Problem
Reply with one number: the count of lines in the records below that hold "JSON".

Exercise data
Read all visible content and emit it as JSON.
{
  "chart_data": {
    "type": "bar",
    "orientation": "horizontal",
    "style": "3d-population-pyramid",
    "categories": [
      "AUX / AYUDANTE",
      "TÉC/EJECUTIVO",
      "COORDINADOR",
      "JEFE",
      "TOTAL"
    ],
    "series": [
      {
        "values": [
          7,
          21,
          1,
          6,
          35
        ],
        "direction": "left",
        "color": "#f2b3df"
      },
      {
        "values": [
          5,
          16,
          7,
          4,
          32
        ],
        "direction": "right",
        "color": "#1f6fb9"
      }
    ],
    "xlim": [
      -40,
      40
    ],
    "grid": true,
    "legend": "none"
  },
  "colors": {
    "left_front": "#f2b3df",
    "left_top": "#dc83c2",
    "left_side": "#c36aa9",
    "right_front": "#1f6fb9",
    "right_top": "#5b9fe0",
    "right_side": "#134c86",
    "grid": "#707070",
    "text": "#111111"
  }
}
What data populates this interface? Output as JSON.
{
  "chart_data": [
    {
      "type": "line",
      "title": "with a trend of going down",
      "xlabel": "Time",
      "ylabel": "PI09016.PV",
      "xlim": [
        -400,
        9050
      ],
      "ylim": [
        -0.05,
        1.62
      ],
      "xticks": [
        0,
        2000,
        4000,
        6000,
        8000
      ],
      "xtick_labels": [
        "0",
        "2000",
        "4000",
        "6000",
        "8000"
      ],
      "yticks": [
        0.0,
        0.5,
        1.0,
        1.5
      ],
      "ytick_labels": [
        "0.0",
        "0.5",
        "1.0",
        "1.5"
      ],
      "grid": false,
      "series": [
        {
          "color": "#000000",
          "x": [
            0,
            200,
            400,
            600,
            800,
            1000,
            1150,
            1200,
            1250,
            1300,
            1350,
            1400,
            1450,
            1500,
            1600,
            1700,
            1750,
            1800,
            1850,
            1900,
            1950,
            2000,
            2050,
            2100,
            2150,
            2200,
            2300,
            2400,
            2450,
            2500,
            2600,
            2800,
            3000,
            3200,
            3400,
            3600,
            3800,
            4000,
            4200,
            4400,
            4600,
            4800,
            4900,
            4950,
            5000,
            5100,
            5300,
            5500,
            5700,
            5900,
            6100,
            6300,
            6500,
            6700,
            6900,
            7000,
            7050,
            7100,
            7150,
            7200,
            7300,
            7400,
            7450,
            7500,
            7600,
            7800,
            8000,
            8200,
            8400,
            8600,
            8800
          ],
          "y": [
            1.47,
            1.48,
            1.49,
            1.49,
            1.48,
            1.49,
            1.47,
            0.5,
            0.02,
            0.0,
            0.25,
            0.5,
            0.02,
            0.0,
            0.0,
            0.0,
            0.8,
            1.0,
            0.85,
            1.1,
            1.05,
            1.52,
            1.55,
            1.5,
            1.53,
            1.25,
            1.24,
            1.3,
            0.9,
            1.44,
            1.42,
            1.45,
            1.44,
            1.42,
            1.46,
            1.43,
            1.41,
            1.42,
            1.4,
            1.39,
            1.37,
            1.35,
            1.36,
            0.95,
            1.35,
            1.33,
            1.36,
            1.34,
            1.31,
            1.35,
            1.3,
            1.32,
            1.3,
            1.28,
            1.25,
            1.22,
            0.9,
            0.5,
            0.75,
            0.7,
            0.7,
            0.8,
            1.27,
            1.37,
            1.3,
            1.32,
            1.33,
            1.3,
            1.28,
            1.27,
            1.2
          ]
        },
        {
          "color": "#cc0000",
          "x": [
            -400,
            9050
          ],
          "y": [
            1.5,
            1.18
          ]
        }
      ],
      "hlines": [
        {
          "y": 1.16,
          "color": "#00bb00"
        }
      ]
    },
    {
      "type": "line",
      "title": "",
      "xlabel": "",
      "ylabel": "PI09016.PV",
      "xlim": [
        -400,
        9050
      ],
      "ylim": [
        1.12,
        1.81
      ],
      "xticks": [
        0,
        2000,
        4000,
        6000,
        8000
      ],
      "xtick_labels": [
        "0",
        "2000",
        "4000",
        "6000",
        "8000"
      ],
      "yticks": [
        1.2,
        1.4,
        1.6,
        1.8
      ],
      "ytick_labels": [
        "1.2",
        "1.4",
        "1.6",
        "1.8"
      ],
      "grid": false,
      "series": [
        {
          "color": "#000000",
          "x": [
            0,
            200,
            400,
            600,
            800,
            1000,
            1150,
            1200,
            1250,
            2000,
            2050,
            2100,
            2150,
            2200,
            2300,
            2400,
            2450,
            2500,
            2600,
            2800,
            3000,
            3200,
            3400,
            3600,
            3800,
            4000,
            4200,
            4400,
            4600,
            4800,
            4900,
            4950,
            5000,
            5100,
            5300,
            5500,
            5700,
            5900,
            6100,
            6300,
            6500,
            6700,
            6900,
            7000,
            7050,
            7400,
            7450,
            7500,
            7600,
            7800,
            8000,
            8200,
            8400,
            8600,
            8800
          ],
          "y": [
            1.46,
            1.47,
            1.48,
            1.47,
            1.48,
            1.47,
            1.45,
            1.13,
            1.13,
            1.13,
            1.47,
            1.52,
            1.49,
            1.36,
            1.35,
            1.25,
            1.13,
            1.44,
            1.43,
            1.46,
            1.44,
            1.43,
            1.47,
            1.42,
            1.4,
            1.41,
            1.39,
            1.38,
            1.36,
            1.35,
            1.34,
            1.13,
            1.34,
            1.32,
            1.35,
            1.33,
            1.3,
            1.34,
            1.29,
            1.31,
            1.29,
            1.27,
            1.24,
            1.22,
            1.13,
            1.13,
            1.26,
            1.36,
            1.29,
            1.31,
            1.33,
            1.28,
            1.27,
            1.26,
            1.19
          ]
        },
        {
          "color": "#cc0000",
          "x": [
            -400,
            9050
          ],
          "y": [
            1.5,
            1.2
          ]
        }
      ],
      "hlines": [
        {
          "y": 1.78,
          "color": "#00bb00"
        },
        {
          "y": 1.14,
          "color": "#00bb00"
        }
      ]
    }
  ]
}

Exercise response
2